» Exercise goal: Scan the following material for the string "JSON" and copy each line in which it appears.

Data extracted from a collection
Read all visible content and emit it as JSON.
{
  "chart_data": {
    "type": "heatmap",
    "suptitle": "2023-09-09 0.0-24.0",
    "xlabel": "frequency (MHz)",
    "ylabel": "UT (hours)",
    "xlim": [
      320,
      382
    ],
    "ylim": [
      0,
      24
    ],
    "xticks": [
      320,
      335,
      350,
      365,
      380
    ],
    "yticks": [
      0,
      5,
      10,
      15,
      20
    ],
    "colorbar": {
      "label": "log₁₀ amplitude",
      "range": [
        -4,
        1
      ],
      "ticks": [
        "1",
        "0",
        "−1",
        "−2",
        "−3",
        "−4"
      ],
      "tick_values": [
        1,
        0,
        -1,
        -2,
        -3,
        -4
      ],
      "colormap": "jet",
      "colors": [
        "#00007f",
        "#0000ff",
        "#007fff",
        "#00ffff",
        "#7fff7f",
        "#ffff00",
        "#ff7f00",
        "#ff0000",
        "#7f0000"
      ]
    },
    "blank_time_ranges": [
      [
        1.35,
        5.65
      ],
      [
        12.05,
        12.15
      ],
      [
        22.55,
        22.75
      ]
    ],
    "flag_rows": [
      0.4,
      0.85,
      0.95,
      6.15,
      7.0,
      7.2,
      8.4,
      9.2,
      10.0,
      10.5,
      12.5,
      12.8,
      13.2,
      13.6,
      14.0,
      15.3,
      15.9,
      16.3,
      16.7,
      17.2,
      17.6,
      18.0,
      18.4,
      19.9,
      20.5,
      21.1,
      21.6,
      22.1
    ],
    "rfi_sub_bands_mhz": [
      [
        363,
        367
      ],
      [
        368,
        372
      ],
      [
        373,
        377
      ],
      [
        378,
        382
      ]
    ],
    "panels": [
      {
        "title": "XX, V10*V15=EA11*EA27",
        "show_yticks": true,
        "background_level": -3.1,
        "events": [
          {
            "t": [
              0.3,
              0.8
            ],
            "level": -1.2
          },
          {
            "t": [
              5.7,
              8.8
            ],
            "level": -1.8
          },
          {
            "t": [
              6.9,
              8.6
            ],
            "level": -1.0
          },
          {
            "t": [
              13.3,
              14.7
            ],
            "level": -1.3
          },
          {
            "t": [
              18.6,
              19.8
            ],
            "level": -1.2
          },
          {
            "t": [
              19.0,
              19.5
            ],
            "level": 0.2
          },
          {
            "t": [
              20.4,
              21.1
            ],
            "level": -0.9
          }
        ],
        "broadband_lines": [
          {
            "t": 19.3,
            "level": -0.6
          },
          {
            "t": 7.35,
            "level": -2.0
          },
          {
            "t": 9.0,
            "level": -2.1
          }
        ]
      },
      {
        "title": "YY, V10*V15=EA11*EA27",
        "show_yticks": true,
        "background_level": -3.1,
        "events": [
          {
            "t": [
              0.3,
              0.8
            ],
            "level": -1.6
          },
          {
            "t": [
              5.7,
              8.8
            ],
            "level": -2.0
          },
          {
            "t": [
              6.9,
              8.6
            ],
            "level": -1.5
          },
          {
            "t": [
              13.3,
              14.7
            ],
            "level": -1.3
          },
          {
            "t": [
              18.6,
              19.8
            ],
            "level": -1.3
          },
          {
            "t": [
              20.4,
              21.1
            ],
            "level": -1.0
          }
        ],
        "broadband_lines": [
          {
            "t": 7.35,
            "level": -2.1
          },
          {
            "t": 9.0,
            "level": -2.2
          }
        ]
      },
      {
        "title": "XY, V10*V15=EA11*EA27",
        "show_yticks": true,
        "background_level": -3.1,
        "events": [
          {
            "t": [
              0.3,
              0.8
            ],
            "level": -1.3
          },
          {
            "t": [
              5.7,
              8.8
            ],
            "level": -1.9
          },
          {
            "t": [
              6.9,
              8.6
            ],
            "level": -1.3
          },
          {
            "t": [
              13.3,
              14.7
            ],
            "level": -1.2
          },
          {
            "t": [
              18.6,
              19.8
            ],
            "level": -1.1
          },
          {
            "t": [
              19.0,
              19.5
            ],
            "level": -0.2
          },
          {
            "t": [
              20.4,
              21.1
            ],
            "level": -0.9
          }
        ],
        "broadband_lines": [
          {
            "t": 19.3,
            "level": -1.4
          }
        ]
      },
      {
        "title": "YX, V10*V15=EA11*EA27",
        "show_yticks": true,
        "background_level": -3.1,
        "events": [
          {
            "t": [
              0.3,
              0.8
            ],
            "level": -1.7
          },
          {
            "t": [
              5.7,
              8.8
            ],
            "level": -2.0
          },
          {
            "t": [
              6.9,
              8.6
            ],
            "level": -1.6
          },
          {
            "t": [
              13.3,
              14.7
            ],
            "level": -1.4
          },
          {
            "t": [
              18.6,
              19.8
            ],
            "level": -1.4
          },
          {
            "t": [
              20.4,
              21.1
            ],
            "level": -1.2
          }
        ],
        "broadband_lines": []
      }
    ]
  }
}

--

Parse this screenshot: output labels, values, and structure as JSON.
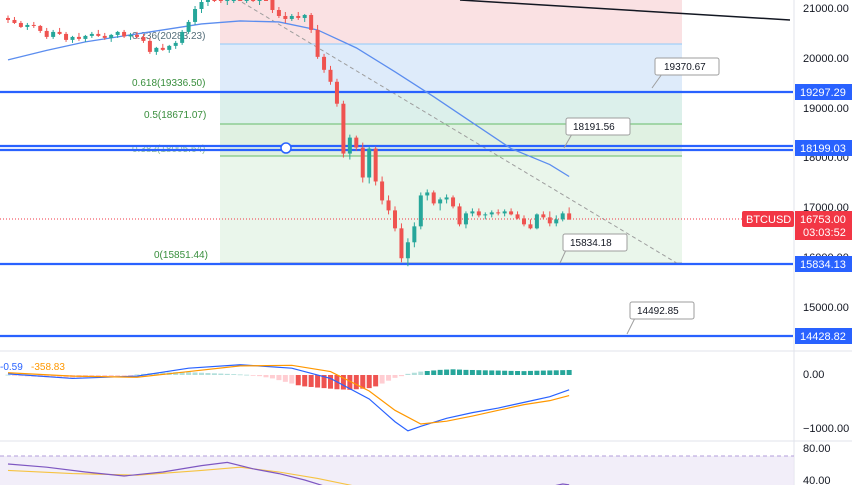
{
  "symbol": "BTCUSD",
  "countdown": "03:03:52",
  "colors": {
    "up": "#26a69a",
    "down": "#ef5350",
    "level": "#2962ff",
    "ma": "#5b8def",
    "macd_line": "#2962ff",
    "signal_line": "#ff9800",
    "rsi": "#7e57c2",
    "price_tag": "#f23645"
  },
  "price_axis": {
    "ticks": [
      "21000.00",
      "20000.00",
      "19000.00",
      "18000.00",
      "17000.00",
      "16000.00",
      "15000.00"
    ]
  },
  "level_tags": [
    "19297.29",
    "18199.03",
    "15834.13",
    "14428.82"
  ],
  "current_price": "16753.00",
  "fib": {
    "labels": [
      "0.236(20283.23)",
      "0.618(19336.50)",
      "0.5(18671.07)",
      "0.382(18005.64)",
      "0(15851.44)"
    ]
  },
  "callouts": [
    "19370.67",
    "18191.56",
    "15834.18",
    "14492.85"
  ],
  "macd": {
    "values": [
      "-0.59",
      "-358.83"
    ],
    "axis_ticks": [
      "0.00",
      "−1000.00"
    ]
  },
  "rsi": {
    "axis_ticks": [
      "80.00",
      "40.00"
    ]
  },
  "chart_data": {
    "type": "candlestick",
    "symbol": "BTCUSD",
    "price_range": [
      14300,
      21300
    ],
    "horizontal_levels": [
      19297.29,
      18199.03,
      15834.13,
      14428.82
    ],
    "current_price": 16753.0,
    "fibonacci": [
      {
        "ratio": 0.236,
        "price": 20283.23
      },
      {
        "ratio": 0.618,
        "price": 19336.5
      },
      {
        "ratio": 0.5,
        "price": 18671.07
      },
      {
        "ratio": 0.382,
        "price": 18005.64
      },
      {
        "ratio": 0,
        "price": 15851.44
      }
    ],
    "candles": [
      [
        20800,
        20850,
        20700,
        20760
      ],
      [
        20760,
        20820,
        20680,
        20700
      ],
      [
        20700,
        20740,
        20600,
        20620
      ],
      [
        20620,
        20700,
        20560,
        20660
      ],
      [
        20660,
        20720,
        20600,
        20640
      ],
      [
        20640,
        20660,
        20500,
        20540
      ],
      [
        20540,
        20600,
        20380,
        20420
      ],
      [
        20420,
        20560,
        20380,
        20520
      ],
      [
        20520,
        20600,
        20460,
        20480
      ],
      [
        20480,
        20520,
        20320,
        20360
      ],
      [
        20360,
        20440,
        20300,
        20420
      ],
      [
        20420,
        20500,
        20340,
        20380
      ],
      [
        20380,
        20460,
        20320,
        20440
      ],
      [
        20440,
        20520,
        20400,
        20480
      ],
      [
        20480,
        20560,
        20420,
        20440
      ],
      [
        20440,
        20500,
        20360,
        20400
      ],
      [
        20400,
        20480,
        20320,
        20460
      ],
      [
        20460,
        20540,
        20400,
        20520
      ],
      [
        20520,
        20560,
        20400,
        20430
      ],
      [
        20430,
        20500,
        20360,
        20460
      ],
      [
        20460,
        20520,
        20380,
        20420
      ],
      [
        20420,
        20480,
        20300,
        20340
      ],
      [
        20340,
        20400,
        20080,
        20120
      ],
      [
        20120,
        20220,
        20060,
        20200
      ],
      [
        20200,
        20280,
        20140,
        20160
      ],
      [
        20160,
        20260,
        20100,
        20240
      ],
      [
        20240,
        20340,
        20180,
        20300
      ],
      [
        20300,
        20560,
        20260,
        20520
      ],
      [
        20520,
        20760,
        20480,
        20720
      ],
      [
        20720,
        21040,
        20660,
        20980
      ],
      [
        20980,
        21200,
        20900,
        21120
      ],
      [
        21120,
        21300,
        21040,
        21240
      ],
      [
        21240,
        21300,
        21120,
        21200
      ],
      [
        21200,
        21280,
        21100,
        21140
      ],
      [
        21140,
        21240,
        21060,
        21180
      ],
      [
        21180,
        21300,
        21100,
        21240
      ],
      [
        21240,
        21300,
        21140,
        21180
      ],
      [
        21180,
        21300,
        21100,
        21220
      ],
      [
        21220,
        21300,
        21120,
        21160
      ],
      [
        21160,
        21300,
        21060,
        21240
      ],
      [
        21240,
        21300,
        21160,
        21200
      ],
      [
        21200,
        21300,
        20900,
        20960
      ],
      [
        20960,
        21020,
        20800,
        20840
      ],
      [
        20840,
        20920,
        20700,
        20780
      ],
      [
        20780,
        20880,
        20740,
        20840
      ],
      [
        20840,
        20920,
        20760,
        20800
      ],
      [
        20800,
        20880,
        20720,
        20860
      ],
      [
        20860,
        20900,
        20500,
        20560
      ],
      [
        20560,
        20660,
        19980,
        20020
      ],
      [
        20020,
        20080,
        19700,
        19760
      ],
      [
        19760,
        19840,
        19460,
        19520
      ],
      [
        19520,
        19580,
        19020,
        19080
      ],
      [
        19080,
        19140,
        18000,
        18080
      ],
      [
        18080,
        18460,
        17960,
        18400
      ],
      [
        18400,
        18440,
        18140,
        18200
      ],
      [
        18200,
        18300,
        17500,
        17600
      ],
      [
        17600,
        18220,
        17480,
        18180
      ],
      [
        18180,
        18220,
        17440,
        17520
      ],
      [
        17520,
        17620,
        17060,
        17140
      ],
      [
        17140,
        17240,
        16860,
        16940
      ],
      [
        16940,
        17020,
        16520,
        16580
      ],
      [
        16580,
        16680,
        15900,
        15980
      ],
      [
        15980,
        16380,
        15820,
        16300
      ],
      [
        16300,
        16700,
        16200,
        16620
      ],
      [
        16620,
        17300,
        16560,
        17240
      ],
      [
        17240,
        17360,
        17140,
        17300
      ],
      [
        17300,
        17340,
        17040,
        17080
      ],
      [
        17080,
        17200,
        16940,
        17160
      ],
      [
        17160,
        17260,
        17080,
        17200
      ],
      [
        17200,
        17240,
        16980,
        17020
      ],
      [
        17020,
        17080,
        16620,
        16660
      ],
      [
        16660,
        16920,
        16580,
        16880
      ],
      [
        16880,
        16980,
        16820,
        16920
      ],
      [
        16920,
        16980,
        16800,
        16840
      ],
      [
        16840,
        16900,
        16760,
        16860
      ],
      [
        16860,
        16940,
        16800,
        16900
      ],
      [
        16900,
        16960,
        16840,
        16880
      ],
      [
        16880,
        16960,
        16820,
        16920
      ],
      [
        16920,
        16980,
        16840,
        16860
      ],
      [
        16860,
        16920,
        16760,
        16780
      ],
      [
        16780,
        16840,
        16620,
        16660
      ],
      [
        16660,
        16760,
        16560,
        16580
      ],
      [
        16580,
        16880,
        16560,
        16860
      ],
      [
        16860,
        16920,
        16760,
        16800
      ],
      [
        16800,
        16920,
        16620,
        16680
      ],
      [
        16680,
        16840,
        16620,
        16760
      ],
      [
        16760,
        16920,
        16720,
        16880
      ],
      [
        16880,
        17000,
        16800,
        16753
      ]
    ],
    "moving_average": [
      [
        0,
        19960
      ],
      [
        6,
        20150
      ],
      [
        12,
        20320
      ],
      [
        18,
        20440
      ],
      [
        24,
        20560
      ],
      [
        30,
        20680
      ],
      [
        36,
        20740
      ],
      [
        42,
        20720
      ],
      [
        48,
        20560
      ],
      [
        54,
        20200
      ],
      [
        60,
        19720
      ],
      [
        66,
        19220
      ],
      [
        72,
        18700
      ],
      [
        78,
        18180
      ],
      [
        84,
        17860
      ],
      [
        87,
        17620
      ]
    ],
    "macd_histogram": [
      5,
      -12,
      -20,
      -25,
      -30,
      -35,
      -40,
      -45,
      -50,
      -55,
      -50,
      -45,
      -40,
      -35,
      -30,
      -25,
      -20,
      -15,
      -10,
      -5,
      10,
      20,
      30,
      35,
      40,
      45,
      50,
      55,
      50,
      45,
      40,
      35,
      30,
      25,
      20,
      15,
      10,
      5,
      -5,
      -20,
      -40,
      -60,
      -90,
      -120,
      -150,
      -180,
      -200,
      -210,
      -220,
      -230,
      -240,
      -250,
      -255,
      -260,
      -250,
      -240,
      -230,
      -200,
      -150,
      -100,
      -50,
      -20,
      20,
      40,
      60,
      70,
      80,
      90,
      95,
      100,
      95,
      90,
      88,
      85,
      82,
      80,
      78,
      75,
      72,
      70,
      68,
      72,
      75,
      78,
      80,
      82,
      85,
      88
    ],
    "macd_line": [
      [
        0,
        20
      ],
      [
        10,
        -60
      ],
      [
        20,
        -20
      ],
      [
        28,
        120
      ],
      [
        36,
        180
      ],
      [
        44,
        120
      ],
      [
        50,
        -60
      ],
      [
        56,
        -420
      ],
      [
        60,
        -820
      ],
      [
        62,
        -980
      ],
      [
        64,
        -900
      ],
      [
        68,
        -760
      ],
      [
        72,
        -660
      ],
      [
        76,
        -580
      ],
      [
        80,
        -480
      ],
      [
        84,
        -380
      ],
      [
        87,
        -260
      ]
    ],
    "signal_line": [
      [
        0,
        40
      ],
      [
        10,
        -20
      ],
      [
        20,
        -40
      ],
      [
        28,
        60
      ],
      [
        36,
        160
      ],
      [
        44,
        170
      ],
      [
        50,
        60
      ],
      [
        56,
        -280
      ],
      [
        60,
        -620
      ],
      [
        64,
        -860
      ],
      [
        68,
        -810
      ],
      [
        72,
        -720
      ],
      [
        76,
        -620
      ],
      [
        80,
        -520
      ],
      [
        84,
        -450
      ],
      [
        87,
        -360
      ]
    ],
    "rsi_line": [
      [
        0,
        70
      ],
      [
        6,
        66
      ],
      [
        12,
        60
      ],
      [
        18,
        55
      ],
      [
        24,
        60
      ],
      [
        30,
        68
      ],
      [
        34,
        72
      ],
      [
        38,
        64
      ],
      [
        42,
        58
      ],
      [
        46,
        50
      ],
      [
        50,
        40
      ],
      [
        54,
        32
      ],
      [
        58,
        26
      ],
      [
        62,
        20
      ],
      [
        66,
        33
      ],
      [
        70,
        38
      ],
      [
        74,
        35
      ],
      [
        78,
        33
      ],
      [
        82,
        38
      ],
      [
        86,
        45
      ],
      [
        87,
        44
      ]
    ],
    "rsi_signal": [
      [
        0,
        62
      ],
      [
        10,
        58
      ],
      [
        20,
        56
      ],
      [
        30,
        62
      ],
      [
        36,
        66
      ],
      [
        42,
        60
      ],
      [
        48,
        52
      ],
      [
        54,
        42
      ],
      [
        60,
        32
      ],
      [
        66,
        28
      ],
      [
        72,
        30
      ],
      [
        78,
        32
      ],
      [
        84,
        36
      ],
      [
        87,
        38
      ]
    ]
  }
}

» The result:
Read all visible content and emit it as JSON.
Parse this screenshot: output labels, values, and structure as JSON.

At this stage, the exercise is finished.